[What the task requires]
Reproduce the listing verbatim.

[Collected data entries]
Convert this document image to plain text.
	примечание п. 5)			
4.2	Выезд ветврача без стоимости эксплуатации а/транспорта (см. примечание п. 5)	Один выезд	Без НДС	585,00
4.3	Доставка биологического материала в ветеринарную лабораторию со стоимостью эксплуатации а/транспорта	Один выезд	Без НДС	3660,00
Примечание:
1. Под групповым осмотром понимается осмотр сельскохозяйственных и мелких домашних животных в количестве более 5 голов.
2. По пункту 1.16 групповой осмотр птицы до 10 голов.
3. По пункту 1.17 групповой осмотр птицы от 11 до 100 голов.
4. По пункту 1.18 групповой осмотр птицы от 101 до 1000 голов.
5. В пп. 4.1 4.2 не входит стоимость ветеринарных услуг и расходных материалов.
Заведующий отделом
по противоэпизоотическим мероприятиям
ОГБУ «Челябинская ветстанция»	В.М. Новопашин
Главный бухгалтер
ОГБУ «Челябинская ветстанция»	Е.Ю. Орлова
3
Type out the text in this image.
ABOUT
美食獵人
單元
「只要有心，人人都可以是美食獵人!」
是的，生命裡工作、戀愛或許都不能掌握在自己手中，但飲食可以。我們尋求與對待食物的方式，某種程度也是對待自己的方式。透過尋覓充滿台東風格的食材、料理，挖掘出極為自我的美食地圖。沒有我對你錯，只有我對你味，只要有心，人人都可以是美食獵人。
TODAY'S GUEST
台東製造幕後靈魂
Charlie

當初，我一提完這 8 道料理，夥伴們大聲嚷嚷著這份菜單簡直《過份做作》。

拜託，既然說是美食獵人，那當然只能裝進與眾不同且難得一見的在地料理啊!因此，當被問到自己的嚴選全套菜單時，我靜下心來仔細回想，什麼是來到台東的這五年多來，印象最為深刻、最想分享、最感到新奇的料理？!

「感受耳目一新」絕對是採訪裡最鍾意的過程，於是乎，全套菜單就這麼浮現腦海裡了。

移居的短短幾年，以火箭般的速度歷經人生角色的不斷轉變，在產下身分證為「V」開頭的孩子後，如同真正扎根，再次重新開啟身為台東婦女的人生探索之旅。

[Answer to the problem]
Convert this document image to plain text.
	примечание п. 5)			
4.2	Выезд ветврача без стоимости эксплуатации а/транспорта (см. примечание п. 5)	Один выезд	Без НДС	585,00
4.3	Доставка биологического материала в ветеринарную лабораторию со стоимостью эксплуатации а/транспорта	Один выезд	Без НДС	3660,00
Примечание:
1. Под групповым осмотром понимается осмотр сельскохозяйственных и мелких домашних животных в количестве более 5 голов.
2. По пункту 1.16 групповой осмотр птицы до 10 голов.
3. По пункту 1.17 групповой осмотр птицы от 11 до 100 голов.
4. По пункту 1.18 групповой осмотр птицы от 101 до 1000 голов.
5. В пп. 4.1 4.2 не входит стоимость ветеринарных услуг и расходных материалов.
Заведующий отделом
по противоэпизоотическим мероприятиям
ОГБУ «Челябинская ветстанция»	В.М. Новопашин
Главный бухгалтер
ОГБУ «Челябинская ветстанция»	Е.Ю. Орлова
3
Type out the text in this image.
ABOUT
美食獵人
單元
「只要有心，人人都可以是美食獵人!」
是的，生命裡工作、戀愛或許都不能掌握在自己手中，但飲食可以。我們尋求與對待食物的方式，某種程度也是對待自己的方式。透過尋覓充滿台東風格的食材、料理，挖掘出極為自我的美食地圖。沒有我對你錯，只有我對你味，只要有心，人人都可以是美食獵人。
TODAY'S GUEST
台東製造幕後靈魂
Charlie

當初，我一提完這 8 道料理，夥伴們大聲嚷嚷著這份菜單簡直《過份做作》。

拜託，既然說是美食獵人，那當然只能裝進與眾不同且難得一見的在地料理啊!因此，當被問到自己的嚴選全套菜單時，我靜下心來仔細回想，什麼是來到台東的這五年多來，印象最為深刻、最想分享、最感到新奇的料理？!

「感受耳目一新」絕對是採訪裡最鍾意的過程，於是乎，全套菜單就這麼浮現腦海裡了。

移居的短短幾年，以火箭般的速度歷經人生角色的不斷轉變，在產下身分證為「V」開頭的孩子後，如同真正扎根，再次重新開啟身為台東婦女的人生探索之旅。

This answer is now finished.